Pour quelle raison avoir publié le 19 février dernier sur votre blog cet article consacré aux Roms, article qui aujourd'hui fait polémique ?
C'est simple. Lorsque dans le cadre de ma campagne je m'adresse à des habitants du 6e arrondissement où je suis candidat, j'ai beau évoquer toutes sortes de sujets et tenter de détailler les éléments de mon programme, ils ne me parlent que d'une chose : les Roms. Je suis sidéré de voir à quel point ce sujet est devenu une obsession pour certains. Aujourd'hui, il n'existe que trois solutions pour régler ce problème. La première consisterait à laisser les choses en l'état, ce qui est impensable et malsain pour tout le monde. La seconde serait de placer ces personnes dans les camps de rétention administrative. J'ai visité un de ces camps dans le nord de Paris quand j'étais député européen, c'est affreux, ce sont des lieux franchement inhumains. La troisième solution, qui est la plus raisonnable, rationnelle et humaine mais que personne n'envisage, est la suspension de Schengen.
------------------------------
* **Consigne**
Poursuivez, s'il vous plaît, l'entretien sur les Roms à la suite de sa dernière phrase. Les lignes suivantes proviennent d'une autre source que l'entretien.
------------------------------
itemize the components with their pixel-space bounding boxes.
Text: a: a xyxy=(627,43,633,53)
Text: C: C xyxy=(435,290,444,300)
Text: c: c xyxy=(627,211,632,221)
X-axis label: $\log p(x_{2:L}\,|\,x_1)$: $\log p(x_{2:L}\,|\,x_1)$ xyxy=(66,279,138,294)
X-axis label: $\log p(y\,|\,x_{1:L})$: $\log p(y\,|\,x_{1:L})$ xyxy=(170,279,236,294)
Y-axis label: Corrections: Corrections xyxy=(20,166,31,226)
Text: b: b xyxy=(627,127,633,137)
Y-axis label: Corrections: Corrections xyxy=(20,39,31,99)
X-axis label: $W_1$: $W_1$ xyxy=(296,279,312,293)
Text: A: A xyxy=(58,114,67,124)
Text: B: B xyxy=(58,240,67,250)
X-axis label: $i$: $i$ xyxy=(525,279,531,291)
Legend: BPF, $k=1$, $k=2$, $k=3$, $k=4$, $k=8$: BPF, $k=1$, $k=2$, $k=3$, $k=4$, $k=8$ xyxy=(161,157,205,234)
------------------------------
* **Réponse**
Vous évoquez aujourd'hui ces "camps de rétention administrative", confusion avec les centres de rétention administrative (CRA). Dans votre article sur votre blog, vous "parliez" de "camps" tout court…
Bien évidemment, je parlais des CRA. Si le mot "camp" a été mal interprété, je le regrette. Ce terme ne fait pas exclusivement référence aux camps de concentration. Le Front populaire l'a utilisé quand il a construit autour de Bayonne, Toulouse ou Bordeaux des camps pour les réfugiés espagnols. C'était également le mot utilisé en 1962 pour les rapatriés en Algérie. On était sous De Gaulle, ça n'a rien à voir avec le Seconde Guerre Mondiale.

Pour que les choses soient claires, les camps de concentration ne sont donc pas à vos yeux un "détail de l'histoire", expression utilisée il y a quelques années par Jean-Marie Le Pen ?
Bien évidemment, non. Je suis catholique, je ne suis pas au Front National, je suis gaulliste. Comment voulez-vous que je demande l'érection de camps de concentration en 2014 ? Si le mot camps que j'ai utilisé connote ces camps-là, alors oui, je vous le répète, je regrette de l'avoir utilisé.

Cette expression de "concentrer" les Roms dans des camps a fait beaucoup de bruit lundi quand l'Agence France Presse l'a citée et qu'elle a été reprise par plusieurs médias…
En période électorale, les manipulations et déformation de la presse sont fréquentes. Tout est malhonnête dans tout ça. L'AFP a déformé mes propo de façon scandaleuse et honteuse. Je crois que je vais intenter une action en justice contre elle. Quand on dit que je demande la construction de camps pour concentrer les Roms alors que je dis que c'est ce qui existe actuellement et que je le déplore, ça n'est pas possible. Alors oui, je risque d'attaquer l'Agence France Presse pour ces faits.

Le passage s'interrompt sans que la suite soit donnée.